TASK REQUIREMENTS — Rewrite the rows below with "x-tick-label" swapped for "x-axis-tick" everywhere and nothing else changed. Leave out the pictures.

DATASET EXCERPTS —
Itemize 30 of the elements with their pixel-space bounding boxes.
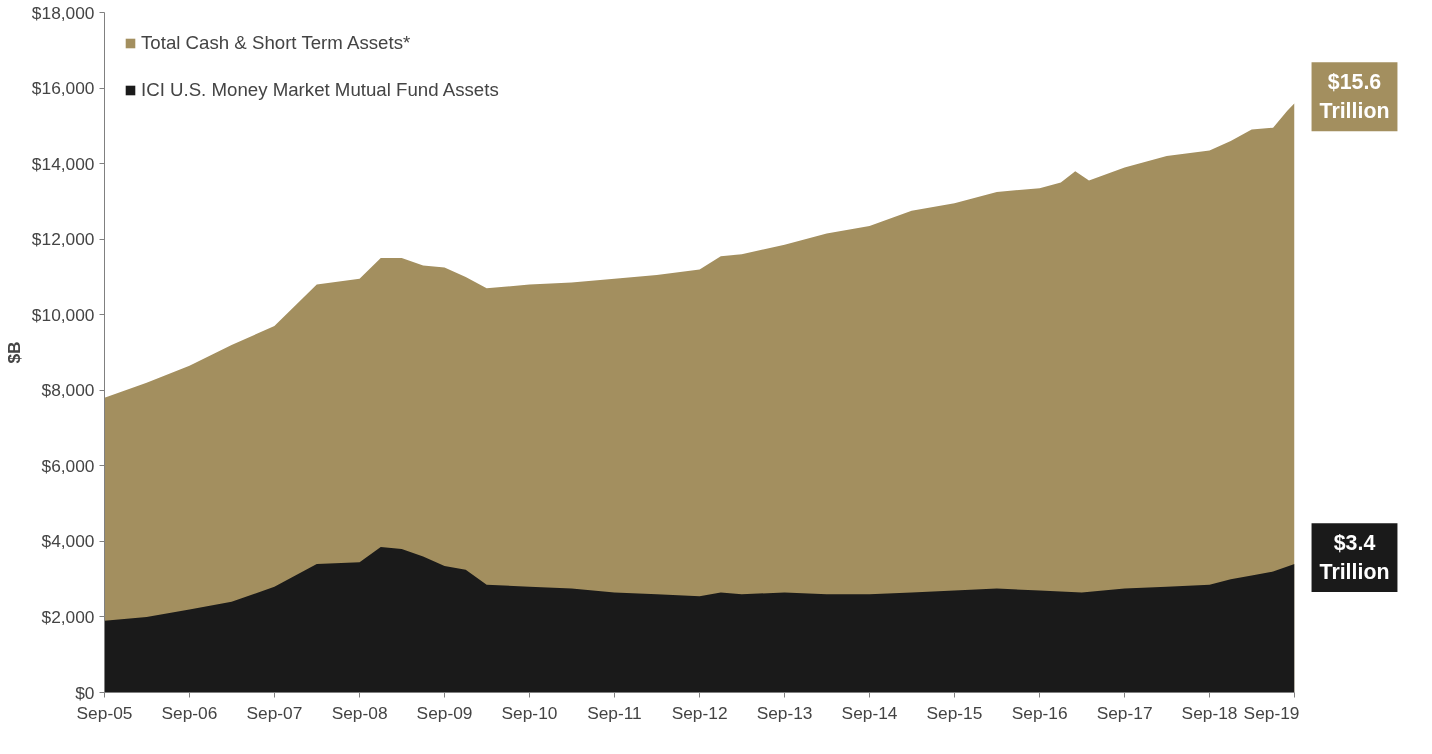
annotation: $15.6 Trillion [1319,70,1390,124]
x-tick-label: Sep-19 [1243,702,1300,723]
annotation: $3.4 Trillion [1319,531,1390,585]
x-tick-label: Sep-13 [756,702,813,723]
x-tick-label: Sep-06 [161,702,218,723]
legend-label: ICI U.S. Money Market Mutual Fund Assets [141,79,499,101]
y-tick-label: $14,000 [31,153,95,174]
x-tick-label: Sep-08 [331,702,388,723]
x-tick-label: Sep-11 [587,702,642,723]
y-tick-label: $8,000 [41,380,95,401]
y-tick-label: $6,000 [41,455,95,476]
y-tick-label: $4,000 [41,531,95,552]
y-tick-label: $12,000 [31,229,95,250]
x-tick-label: Sep-12 [671,702,728,723]
x-tick-label: Sep-10 [501,702,558,723]
y-tick-label: $10,000 [31,304,95,325]
x-tick-label: Sep-09 [416,702,473,723]
x-tick-label: Sep-15 [926,702,983,723]
y-tick-label: $2,000 [41,606,95,627]
x-tick-label: Sep-18 [1181,702,1238,723]
y-tick-label: $16,000 [31,78,95,99]
x-tick-label: Sep-16 [1011,702,1068,723]
y-tick-label: $0 [75,682,95,703]
x-tick-label: Sep-14 [841,702,898,723]
x-tick-label: Sep-07 [246,702,303,723]
y-tick-label: $18,000 [31,2,95,23]
legend-label: Total Cash & Short Term Assets* [141,32,411,54]
x-tick-label: Sep-05 [76,702,133,723]
x-tick-label: Sep-17 [1096,702,1153,723]
y-axis-title: $B [3,341,24,364]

OUTPUT FOR THIS TASK —
Itemize 30 of the elements with their pixel-space bounding boxes.
annotation: $15.6 Trillion [1319,70,1390,124]
x-axis-tick: Sep-19 [1243,702,1300,723]
annotation: $3.4 Trillion [1319,531,1390,585]
x-axis-tick: Sep-13 [756,702,813,723]
x-axis-tick: Sep-06 [161,702,218,723]
legend-label: ICI U.S. Money Market Mutual Fund Assets [141,79,499,101]
y-tick-label: $14,000 [31,153,95,174]
x-axis-tick: Sep-08 [331,702,388,723]
x-axis-tick: Sep-11 [587,702,642,723]
y-tick-label: $8,000 [41,380,95,401]
y-tick-label: $6,000 [41,455,95,476]
y-tick-label: $4,000 [41,531,95,552]
y-tick-label: $12,000 [31,229,95,250]
x-axis-tick: Sep-12 [671,702,728,723]
x-axis-tick: Sep-10 [501,702,558,723]
y-tick-label: $10,000 [31,304,95,325]
x-axis-tick: Sep-09 [416,702,473,723]
x-axis-tick: Sep-15 [926,702,983,723]
y-tick-label: $2,000 [41,606,95,627]
x-axis-tick: Sep-18 [1181,702,1238,723]
y-tick-label: $16,000 [31,78,95,99]
x-axis-tick: Sep-16 [1011,702,1068,723]
y-tick-label: $0 [75,682,95,703]
x-axis-tick: Sep-14 [841,702,898,723]
x-axis-tick: Sep-07 [246,702,303,723]
y-tick-label: $18,000 [31,2,95,23]
legend-label: Total Cash & Short Term Assets* [141,32,411,54]
x-axis-tick: Sep-05 [76,702,133,723]
x-axis-tick: Sep-17 [1096,702,1153,723]
y-axis-title: $B [3,341,24,364]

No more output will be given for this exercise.